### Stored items
· · ·

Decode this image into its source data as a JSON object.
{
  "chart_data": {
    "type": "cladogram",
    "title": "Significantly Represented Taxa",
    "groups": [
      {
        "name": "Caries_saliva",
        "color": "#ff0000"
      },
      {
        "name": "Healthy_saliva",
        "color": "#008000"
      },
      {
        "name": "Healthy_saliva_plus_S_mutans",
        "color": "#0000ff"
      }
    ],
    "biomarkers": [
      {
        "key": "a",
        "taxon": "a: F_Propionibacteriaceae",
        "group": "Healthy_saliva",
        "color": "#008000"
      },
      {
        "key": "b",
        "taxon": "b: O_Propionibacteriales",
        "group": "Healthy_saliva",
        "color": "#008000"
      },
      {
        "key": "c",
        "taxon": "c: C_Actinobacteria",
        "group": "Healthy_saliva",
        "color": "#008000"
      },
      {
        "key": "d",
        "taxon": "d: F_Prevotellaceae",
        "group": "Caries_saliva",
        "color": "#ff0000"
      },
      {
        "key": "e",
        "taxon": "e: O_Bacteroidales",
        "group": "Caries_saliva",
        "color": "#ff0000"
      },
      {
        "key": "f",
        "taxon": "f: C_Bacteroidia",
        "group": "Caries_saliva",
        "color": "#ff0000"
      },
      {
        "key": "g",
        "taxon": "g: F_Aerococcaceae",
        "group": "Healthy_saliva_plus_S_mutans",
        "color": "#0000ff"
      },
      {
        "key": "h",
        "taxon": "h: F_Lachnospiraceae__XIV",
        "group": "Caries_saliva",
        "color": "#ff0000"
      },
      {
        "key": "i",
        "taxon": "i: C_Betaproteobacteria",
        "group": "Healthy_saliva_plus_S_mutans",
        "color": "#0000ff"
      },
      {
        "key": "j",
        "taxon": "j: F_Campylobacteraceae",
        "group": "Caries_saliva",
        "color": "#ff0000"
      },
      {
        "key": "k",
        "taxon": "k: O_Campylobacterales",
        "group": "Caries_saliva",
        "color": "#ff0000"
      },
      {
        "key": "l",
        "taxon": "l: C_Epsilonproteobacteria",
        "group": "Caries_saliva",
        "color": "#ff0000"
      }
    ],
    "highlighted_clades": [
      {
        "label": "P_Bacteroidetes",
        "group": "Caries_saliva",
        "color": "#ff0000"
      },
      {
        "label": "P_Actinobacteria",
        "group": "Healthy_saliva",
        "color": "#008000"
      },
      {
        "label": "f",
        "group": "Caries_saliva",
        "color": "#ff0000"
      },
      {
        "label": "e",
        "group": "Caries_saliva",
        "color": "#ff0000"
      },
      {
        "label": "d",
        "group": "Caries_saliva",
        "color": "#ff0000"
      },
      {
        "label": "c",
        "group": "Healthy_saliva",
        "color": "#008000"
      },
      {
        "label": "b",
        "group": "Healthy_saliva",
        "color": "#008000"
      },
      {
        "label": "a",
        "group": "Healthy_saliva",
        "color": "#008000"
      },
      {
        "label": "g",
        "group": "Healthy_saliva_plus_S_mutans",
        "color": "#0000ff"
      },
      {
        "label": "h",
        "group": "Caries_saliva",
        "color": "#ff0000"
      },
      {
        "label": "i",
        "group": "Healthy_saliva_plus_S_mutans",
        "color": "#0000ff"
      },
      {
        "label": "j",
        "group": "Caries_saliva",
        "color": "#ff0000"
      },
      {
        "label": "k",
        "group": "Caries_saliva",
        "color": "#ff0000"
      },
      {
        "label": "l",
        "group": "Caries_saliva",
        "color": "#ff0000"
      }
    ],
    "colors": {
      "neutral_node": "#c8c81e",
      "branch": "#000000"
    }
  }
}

· · ·

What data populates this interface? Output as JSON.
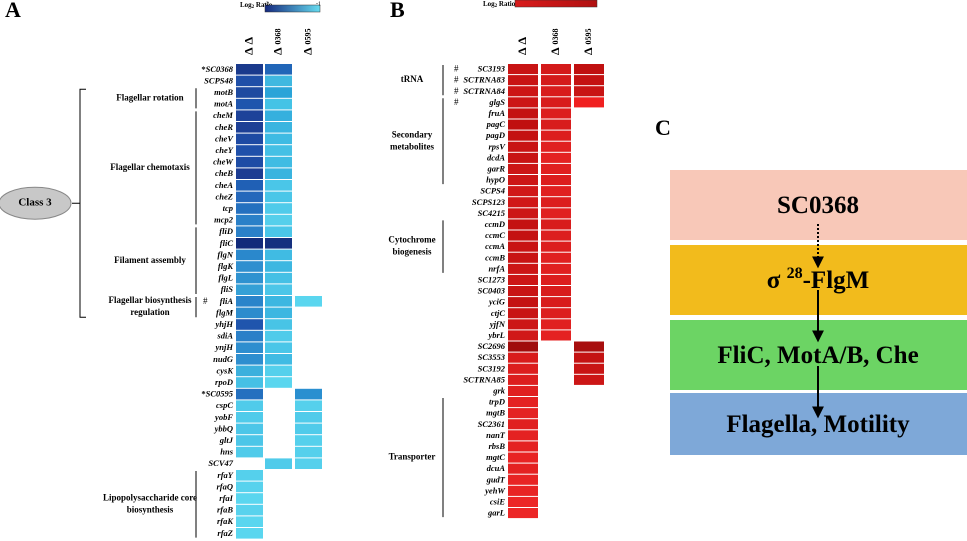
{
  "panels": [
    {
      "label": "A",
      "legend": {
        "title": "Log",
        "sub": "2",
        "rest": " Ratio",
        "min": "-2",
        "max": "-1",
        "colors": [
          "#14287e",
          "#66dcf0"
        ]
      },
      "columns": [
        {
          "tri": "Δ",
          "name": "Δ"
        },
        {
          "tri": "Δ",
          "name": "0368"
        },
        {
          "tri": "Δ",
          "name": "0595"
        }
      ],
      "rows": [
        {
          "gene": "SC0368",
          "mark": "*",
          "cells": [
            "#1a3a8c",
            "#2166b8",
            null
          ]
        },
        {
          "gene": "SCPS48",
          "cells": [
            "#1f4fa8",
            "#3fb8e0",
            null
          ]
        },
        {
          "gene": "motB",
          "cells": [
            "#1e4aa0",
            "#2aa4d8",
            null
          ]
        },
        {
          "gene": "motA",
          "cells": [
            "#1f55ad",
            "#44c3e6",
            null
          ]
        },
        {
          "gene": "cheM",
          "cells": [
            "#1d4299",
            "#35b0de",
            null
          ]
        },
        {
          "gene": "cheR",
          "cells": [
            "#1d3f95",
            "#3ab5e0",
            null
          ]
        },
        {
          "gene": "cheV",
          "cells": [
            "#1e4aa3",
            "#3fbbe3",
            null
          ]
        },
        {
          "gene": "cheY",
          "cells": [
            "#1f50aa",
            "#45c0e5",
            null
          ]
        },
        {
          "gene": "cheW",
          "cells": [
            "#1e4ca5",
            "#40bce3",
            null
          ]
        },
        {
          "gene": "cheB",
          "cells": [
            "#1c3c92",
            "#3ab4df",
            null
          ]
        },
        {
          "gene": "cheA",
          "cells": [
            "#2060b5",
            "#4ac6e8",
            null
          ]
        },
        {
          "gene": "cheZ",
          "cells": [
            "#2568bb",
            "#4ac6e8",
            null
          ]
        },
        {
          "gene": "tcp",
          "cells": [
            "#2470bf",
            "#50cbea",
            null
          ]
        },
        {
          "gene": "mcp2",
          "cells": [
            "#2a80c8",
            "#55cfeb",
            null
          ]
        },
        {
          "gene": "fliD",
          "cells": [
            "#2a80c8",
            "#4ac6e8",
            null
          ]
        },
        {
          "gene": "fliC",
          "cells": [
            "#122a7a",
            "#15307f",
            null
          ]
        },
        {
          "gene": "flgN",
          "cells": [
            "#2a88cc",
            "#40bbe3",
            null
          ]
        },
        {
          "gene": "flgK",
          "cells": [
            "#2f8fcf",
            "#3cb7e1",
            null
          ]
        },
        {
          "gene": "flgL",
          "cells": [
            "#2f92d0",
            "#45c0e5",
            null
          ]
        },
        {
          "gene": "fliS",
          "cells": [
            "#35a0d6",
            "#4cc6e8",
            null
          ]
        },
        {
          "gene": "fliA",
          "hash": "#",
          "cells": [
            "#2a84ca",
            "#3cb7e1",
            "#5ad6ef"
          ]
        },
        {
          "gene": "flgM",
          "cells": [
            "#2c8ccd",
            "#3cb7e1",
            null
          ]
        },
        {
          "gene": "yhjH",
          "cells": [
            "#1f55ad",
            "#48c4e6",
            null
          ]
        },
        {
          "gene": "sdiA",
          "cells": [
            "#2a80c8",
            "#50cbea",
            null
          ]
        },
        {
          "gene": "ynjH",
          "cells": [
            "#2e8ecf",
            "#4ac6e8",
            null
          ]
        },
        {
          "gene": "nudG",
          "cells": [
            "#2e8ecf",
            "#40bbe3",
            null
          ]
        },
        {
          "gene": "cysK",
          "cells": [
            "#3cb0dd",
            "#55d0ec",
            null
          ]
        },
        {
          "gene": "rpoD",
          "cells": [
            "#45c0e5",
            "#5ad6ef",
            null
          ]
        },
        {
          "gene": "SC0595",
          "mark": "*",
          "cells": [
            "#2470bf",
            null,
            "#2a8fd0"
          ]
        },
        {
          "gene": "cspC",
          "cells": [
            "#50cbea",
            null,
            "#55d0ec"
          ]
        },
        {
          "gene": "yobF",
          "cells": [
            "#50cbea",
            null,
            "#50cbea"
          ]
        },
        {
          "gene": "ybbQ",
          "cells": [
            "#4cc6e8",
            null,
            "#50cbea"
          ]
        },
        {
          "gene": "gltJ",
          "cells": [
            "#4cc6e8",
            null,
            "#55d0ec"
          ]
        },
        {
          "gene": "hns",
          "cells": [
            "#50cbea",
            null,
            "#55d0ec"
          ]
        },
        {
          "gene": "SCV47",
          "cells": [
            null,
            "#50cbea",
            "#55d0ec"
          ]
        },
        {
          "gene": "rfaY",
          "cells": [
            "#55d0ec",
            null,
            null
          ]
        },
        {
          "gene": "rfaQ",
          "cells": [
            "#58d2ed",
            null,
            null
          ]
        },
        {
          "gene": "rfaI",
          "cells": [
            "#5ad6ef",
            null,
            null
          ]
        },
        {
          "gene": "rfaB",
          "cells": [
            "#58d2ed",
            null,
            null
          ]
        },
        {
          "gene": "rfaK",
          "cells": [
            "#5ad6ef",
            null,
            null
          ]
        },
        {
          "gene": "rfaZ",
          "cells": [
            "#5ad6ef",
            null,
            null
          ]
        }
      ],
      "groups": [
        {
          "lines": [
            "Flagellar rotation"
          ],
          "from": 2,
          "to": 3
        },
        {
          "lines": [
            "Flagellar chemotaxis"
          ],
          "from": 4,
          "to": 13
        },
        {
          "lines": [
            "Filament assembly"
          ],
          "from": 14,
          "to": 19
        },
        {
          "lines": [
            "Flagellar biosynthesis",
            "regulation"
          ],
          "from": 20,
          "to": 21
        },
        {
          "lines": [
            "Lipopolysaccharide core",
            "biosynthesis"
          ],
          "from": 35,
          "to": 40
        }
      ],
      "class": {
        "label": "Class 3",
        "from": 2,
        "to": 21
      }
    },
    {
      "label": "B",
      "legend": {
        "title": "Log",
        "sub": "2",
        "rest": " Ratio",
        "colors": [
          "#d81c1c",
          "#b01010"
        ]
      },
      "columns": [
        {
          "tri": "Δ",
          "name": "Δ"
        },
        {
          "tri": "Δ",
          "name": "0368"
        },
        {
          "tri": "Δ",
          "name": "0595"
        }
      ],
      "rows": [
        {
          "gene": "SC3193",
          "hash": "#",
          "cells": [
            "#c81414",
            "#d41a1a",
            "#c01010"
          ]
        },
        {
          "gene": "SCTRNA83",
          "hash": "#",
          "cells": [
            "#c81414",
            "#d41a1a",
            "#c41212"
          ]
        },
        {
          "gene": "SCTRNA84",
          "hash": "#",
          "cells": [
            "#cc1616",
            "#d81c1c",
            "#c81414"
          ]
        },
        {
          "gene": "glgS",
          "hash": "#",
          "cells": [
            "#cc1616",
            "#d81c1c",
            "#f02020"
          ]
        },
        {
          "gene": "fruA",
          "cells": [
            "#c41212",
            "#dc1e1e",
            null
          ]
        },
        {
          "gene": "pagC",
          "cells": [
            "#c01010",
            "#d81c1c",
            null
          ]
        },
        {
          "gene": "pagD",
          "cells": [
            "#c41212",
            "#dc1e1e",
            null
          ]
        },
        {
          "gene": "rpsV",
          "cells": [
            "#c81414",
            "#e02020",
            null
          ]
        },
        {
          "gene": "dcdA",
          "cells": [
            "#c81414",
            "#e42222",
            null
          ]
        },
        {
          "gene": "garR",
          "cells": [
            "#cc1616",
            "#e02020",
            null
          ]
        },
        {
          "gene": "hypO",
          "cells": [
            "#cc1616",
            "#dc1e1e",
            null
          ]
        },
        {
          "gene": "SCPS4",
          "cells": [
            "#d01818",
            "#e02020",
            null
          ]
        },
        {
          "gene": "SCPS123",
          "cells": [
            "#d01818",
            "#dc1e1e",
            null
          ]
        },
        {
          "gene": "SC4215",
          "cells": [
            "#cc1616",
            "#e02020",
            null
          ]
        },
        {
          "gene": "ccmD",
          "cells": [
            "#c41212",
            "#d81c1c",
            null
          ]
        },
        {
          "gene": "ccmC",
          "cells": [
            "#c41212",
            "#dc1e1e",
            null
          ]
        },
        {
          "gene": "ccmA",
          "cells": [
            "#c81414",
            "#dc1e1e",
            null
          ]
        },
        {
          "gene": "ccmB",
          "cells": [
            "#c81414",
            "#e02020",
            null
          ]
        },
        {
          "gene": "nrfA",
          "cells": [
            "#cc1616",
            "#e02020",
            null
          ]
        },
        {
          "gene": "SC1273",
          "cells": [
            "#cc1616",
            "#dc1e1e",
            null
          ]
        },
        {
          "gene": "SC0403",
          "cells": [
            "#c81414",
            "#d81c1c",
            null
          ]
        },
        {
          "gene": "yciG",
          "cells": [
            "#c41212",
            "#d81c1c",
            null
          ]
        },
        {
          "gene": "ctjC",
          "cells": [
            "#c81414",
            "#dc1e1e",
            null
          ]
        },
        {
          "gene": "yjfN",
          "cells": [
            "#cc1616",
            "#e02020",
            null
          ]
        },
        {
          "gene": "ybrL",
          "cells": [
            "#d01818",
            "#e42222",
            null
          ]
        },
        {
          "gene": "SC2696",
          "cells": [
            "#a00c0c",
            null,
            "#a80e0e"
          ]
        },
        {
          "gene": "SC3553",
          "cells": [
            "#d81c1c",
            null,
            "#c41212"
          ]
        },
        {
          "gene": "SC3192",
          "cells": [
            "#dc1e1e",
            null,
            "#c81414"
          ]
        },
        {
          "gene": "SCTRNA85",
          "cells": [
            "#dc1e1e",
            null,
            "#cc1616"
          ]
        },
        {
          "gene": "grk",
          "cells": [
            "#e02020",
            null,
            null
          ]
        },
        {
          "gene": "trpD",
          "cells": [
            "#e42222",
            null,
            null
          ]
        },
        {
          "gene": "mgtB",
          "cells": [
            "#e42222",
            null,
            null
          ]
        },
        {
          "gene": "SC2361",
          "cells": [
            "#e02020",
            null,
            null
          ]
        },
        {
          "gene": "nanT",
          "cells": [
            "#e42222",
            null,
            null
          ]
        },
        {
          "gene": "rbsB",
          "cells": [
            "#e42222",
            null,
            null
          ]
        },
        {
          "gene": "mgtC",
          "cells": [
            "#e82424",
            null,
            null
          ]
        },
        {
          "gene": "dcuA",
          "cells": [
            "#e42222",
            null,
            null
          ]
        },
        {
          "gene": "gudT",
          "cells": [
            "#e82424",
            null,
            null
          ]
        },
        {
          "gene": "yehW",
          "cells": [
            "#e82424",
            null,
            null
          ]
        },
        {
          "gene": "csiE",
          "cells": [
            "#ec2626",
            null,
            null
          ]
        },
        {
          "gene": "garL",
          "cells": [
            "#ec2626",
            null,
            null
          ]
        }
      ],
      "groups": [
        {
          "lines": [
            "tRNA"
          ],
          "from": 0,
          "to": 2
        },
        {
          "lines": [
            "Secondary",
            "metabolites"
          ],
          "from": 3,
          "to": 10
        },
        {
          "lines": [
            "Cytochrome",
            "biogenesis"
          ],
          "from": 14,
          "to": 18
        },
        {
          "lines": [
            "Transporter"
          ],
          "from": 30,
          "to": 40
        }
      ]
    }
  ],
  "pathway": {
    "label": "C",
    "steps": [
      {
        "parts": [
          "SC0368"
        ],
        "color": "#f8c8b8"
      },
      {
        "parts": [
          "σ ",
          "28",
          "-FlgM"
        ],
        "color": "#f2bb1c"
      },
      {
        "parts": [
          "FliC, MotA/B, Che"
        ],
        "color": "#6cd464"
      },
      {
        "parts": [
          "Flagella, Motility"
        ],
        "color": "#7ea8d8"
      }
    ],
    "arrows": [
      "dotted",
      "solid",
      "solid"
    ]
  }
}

· · ·

### Aim of the exercise
Look through the data above. Copy every line with the string "taxon" in it.

### The answer
        "taxon": "a: F_Propionibacteriaceae",
        "taxon": "b: O_Propionibacteriales",
        "taxon": "c: C_Actinobacteria",
        "taxon": "d: F_Prevotellaceae",
        "taxon": "e: O_Bacteroidales",
        "taxon": "f: C_Bacteroidia",
        "taxon": "g: F_Aerococcaceae",
        "taxon": "h: F_Lachnospiraceae__XIV",
        "taxon": "i: C_Betaproteobacteria",
        "taxon": "j: F_Campylobacteraceae",
        "taxon": "k: O_Campylobacterales",
        "taxon": "l: C_Epsilonproteobacteria",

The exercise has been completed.